4.       ADMINISTRATION

         (a) The Plan shall be administered by the Board of Directors or, at
the option of the Board of Directors, by a committee of two or more
Non-Employee Directors appointed by the Board of Directors of the Company (the
group responsible for administering the Plan is referred to herein as the
"Committee"). Options may be granted under this Section 4(a) only if (i) the
transaction is approved by the Board of Directors or by the unanimous agreement
of the members of the Committee or (ii) the transaction is approved or
ratified, in compliance with Section 14 of the Exchange Act, by either (A) the
affirmative votes of the holders of a majority of the securities of the Company
present, or represented, and entitled to vote at a meeting duly held in
accordance with the applicable laws of the Company's state of incorporation or
(B) the written consent of the holders of a majority of the securities of the
Company entitled to vote, provided that such ratification occurs no later than
the date of the Company's first annual meeting of stockholders following the
date of grant. The Committee may create a subcommittee for purposes of making
grants to officers, directors and consultants if the Committee would otherwise
not qualify for making such grants under Rule 16b-3 of the Exchange Act or
Section 162(m) of the Code. References herein to the "Committee" shall include
any such subcommittee. Stock option agreements ("Option Agreements"), in the
forms as approved by the Committee, and containing such terms and conditions
not inconsistent with the provisions of this Plan as shall have been determined
by the Committee, may be executed on behalf of the Company by the Chairman of
the Board, the Chief Executive Officer, the President or any Vice President of
the Company. Except with respect to Section 4(b) of this Plan, the Committee
shall have complete authority to construe, interpret and administer the
provisions of the Plan and the provisions of the Option Agreements granted
hereunder; to prescribe, amend and rescind rules and regulations pertaining to
the Plan; and to make all other determinations necessary or deemed advisable in
the administration of the Plan. The determinations, interpretations and
constructions made by the Committee shall be final and conclusive.

         (b) Members of the Committee shall be specified by the Board of
Directors, and shall consist solely of Non-Employee Directors. On the date
Non-Employee Directors are elected to the Board of Directors and on each
subsequent anniversary of such date that a Non-Employee Director serves as a
member of the Board of Directors, such Non-Employee Director shall
automatically be granted nonqualified options to purchase 3,125 shares of
Common Stock.

5.       ELIGIBILITY

         Incentive stock options to purchase Common Stock may be granted under
Section 4(a) of the Plan to such key employees of the Company or its
Subsidiaries (including any director who is also a key employee of the Company
or one of its Subsidiaries) as shall be determined by the Committee.
Nonqualified stock options to purchase Common Stock may be granted under
Section 4(a) of the Plan to such key employees or directors of, or consultants
to, the Company or its Subsidiaries as shall be determined by the Committee.

■ Your tasks ■
(1) According to the stock option plan extract, how many shares of Common Stock are covered by the nonqualified options automatically granted to a Non-Employee Director when elected to the Board of Directors and on each later anniversary of that date?
(2) Using the stock option plan extract, explain under what circumstances the Committee may create a subcommittee.

■ Data supplied ■
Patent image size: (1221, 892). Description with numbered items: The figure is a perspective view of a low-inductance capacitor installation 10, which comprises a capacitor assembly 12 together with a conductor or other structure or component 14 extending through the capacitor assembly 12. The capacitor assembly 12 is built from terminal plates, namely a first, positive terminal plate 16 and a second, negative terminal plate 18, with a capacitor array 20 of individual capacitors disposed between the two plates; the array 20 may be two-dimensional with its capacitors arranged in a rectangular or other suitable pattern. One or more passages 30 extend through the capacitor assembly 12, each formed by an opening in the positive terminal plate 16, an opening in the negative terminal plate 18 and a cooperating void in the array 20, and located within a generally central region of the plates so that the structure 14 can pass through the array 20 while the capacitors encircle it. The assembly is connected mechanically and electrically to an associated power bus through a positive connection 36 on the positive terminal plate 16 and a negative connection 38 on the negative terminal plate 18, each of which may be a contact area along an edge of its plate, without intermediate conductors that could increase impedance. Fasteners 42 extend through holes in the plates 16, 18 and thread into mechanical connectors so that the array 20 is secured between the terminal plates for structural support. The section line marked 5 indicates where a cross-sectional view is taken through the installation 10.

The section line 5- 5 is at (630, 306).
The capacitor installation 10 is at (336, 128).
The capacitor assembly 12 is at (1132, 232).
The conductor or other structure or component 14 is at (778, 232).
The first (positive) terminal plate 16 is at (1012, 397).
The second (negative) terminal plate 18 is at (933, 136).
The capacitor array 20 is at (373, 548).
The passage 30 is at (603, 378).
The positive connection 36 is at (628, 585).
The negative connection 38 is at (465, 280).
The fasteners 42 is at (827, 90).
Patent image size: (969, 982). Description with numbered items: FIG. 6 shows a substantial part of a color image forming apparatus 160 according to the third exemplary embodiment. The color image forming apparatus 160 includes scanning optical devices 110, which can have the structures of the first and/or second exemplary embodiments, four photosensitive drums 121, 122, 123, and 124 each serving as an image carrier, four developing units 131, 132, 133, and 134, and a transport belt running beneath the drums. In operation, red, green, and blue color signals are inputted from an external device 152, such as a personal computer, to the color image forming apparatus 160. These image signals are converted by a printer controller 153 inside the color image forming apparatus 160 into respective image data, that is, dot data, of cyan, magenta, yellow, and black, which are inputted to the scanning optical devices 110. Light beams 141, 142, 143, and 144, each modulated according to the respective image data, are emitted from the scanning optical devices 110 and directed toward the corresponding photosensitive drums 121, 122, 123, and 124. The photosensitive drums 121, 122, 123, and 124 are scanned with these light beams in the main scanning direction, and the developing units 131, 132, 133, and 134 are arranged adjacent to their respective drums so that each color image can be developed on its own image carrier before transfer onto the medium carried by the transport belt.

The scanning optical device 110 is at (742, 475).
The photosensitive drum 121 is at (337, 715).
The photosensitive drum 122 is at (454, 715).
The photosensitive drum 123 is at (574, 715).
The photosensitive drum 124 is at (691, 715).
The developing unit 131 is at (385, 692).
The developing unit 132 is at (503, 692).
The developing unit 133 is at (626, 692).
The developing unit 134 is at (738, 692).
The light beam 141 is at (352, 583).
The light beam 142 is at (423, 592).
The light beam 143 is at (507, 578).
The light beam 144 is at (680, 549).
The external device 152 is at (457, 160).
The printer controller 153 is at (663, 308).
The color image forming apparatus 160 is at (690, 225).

■ Answers in order ■
(1) 3,125 shares of Common Stock.

(2) The Committee may create a subcommittee to make grants to officers, directors and consultants when the Committee itself would otherwise not qualify to make those grants under Rule 16b-3 of the Exchange Act or Section 162(m) of the Code.